## Records from a data collection
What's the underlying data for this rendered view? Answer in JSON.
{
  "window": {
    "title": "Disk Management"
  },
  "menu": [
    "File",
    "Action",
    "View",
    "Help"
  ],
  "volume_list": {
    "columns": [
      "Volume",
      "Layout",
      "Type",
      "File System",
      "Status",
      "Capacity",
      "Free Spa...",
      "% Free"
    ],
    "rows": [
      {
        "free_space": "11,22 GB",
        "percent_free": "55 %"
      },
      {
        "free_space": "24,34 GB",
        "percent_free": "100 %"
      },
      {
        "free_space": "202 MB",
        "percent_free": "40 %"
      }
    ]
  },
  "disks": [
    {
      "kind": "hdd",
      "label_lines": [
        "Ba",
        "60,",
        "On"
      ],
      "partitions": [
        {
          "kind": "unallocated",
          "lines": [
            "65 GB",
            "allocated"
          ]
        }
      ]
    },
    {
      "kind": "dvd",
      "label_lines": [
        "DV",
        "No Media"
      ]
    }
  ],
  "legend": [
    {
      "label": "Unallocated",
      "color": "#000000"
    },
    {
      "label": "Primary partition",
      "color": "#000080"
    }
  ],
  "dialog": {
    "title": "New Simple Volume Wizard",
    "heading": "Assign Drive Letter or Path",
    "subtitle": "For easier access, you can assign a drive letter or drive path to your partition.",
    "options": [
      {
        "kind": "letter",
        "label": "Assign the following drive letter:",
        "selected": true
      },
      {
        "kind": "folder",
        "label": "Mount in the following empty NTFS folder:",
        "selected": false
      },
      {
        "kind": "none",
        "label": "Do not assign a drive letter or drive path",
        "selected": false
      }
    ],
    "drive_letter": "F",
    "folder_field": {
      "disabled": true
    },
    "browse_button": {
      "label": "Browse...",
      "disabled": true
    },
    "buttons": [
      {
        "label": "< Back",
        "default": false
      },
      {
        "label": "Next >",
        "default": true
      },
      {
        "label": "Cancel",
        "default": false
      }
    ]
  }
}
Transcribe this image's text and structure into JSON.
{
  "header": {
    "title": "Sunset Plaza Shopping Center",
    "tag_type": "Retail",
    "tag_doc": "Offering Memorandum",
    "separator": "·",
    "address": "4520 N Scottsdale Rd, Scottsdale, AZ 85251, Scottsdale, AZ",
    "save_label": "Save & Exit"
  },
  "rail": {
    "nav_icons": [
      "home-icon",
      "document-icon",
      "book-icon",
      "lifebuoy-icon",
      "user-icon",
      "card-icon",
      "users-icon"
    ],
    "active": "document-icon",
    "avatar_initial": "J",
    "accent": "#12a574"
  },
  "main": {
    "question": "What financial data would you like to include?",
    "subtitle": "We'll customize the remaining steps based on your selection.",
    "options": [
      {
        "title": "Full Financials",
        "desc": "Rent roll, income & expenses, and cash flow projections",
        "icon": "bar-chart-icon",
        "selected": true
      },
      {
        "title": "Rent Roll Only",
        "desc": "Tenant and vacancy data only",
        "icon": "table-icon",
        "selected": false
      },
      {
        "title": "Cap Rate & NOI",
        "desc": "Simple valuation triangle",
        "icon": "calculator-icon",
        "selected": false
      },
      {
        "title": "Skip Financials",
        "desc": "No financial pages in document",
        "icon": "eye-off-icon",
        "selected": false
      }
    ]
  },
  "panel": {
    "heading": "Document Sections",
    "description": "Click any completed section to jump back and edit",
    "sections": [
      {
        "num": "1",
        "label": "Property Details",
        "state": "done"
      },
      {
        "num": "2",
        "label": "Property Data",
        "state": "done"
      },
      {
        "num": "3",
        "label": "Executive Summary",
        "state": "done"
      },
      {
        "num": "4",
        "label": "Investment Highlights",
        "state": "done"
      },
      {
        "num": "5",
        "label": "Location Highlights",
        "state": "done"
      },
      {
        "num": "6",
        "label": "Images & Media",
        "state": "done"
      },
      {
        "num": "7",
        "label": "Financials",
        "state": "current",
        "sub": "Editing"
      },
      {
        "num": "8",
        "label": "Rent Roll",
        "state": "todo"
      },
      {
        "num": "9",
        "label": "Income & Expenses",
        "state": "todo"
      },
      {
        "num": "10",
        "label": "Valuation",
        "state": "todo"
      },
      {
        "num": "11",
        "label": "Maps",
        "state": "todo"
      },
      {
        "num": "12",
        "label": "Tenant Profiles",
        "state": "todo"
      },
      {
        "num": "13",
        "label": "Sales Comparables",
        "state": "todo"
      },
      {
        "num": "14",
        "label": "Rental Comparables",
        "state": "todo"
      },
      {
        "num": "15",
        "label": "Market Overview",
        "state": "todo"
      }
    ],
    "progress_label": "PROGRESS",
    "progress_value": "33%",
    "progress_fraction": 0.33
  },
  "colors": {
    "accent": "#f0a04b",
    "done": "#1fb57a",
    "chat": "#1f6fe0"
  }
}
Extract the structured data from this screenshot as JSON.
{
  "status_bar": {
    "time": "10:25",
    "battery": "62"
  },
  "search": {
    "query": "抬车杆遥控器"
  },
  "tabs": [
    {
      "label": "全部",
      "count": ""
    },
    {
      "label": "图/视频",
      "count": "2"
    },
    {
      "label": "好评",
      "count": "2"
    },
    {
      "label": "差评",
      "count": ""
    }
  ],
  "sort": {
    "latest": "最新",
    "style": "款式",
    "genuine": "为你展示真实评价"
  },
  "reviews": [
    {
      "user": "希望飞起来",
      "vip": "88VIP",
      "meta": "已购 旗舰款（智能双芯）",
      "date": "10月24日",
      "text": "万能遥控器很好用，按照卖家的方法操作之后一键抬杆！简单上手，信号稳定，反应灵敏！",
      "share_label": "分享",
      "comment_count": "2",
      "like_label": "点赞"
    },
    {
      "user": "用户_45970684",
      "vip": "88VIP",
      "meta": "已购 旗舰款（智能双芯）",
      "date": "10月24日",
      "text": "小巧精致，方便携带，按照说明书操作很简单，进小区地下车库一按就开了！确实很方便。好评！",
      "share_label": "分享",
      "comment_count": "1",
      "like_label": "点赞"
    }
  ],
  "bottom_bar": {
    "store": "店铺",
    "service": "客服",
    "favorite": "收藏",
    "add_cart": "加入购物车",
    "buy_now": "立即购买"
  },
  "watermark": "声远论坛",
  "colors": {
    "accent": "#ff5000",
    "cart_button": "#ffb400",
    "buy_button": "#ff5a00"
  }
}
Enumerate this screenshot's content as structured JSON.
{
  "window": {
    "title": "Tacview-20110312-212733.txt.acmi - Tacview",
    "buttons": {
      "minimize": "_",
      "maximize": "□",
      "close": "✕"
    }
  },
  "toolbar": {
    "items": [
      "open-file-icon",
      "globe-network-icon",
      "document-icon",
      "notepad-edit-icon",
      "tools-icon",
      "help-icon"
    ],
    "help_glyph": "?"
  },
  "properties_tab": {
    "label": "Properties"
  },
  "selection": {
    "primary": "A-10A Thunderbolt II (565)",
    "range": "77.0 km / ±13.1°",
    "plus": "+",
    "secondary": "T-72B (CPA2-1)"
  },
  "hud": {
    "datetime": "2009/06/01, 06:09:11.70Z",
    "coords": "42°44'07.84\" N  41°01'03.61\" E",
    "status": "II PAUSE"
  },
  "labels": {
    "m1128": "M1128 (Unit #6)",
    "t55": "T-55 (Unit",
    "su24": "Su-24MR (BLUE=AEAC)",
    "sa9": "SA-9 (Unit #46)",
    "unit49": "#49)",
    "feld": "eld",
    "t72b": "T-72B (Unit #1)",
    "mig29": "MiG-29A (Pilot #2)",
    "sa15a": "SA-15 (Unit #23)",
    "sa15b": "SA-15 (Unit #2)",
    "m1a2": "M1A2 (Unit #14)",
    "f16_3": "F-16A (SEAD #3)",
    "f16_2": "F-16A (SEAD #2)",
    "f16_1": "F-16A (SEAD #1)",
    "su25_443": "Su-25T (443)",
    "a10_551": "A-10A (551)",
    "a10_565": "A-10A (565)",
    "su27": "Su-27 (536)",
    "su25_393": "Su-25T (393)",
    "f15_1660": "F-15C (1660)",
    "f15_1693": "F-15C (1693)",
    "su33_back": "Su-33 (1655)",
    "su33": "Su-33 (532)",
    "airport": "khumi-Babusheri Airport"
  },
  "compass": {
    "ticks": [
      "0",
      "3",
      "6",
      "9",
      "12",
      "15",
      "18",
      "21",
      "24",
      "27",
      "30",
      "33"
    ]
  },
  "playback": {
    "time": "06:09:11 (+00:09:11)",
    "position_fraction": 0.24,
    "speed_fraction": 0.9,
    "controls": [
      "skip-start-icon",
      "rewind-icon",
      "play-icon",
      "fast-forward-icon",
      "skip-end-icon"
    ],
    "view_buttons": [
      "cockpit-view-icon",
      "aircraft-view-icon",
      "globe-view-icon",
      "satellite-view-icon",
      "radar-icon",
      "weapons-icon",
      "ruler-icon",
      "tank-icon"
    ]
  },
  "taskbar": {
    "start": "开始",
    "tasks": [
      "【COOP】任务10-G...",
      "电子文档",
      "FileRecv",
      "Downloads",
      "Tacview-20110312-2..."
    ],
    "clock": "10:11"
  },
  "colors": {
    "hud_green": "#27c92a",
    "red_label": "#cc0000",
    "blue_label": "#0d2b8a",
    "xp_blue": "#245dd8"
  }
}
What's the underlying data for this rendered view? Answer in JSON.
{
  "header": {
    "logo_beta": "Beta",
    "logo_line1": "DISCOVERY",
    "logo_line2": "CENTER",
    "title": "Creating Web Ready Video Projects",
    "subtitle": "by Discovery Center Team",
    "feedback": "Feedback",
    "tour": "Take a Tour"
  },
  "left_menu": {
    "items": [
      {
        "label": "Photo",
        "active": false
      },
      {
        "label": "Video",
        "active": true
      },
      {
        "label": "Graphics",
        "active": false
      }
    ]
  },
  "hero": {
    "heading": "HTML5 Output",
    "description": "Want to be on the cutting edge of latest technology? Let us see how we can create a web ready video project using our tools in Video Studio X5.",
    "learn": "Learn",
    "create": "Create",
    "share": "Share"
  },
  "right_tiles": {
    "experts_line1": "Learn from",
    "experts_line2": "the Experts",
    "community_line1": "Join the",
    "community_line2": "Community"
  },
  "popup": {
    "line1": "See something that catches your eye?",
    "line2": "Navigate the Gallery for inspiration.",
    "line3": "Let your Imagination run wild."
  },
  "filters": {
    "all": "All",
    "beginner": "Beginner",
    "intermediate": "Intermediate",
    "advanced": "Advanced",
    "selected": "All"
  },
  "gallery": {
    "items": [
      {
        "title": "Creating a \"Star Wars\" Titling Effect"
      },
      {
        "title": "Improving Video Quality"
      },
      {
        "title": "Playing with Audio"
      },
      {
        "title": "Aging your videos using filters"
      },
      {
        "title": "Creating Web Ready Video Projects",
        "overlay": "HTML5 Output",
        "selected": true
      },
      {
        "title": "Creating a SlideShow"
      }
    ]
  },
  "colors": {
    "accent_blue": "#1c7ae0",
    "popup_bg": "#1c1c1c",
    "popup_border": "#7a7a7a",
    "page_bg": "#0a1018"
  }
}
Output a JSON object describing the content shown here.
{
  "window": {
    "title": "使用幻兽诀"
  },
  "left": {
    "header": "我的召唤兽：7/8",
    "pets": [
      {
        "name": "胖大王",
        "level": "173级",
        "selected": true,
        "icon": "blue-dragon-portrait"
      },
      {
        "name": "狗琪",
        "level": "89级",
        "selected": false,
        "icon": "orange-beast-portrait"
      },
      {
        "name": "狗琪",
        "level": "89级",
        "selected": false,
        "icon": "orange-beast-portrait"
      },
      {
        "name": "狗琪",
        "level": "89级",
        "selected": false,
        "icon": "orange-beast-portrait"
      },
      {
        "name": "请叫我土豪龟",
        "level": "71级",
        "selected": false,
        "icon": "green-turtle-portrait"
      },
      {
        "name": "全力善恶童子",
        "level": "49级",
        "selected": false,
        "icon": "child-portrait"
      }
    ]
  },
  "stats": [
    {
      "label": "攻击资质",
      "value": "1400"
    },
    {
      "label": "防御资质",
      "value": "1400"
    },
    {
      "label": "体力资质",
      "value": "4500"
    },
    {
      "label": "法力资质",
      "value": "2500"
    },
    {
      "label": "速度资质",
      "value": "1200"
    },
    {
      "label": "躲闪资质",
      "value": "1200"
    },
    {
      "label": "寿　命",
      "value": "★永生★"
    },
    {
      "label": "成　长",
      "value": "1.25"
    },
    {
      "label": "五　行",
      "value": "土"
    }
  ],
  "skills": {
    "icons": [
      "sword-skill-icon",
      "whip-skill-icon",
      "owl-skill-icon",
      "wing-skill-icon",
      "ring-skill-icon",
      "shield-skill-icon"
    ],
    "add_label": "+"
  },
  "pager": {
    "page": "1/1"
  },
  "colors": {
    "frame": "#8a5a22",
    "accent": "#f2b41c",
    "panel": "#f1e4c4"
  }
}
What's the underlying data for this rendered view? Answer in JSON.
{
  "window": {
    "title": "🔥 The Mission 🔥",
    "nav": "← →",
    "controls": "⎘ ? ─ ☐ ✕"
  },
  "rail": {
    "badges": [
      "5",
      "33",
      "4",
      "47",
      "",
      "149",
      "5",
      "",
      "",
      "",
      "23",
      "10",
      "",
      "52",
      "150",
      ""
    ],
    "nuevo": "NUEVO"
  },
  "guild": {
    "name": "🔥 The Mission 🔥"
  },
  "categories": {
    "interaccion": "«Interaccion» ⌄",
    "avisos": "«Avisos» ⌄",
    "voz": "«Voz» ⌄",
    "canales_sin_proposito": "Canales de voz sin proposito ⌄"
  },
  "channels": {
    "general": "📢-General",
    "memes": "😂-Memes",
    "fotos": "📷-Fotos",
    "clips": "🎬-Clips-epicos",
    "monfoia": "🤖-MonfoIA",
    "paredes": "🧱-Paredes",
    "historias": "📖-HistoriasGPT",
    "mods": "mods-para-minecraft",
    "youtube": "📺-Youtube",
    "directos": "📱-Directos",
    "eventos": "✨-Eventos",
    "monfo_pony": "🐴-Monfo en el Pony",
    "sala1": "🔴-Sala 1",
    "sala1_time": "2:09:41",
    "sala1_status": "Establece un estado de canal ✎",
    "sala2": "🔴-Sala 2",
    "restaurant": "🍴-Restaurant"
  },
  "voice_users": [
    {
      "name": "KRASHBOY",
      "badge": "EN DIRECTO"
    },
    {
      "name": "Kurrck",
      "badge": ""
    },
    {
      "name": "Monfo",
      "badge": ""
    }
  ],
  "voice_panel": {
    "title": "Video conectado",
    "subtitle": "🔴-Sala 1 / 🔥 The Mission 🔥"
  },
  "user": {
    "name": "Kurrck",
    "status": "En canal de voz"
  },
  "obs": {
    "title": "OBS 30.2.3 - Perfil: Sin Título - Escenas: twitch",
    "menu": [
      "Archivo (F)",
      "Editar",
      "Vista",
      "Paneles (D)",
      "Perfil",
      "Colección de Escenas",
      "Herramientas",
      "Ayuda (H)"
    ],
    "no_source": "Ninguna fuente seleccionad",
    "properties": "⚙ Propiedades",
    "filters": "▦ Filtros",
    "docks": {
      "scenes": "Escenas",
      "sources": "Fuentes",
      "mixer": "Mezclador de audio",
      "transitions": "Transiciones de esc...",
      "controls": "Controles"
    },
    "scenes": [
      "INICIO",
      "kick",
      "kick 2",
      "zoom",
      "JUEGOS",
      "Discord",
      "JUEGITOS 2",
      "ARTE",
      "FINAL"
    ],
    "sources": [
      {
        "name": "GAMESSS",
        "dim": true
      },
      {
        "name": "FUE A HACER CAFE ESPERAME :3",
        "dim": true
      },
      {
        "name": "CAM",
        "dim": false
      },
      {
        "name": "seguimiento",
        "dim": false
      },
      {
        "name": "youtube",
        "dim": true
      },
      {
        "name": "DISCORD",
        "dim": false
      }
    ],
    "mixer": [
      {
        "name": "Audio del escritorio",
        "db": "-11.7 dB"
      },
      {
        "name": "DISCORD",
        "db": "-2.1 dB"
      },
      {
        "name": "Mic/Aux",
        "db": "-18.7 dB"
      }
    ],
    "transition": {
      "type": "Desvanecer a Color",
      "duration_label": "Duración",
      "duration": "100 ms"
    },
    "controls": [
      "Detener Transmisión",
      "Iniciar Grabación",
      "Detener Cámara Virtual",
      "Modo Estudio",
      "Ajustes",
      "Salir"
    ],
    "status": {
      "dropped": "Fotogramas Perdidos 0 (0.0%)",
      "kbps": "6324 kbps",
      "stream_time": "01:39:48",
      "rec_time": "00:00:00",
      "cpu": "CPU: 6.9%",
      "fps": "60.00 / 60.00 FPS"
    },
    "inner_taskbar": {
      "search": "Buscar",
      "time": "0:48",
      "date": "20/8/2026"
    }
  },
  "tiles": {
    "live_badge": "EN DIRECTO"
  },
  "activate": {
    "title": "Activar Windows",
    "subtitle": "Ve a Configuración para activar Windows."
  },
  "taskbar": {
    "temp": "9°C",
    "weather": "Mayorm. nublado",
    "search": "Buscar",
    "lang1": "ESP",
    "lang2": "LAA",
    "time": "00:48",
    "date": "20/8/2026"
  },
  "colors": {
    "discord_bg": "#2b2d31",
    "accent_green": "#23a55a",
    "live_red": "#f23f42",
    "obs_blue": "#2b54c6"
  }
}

## To be done
Copy every line of the data that holds the string "Property".

## Finished task
        "label": "Property Details",
        "label": "Property Data",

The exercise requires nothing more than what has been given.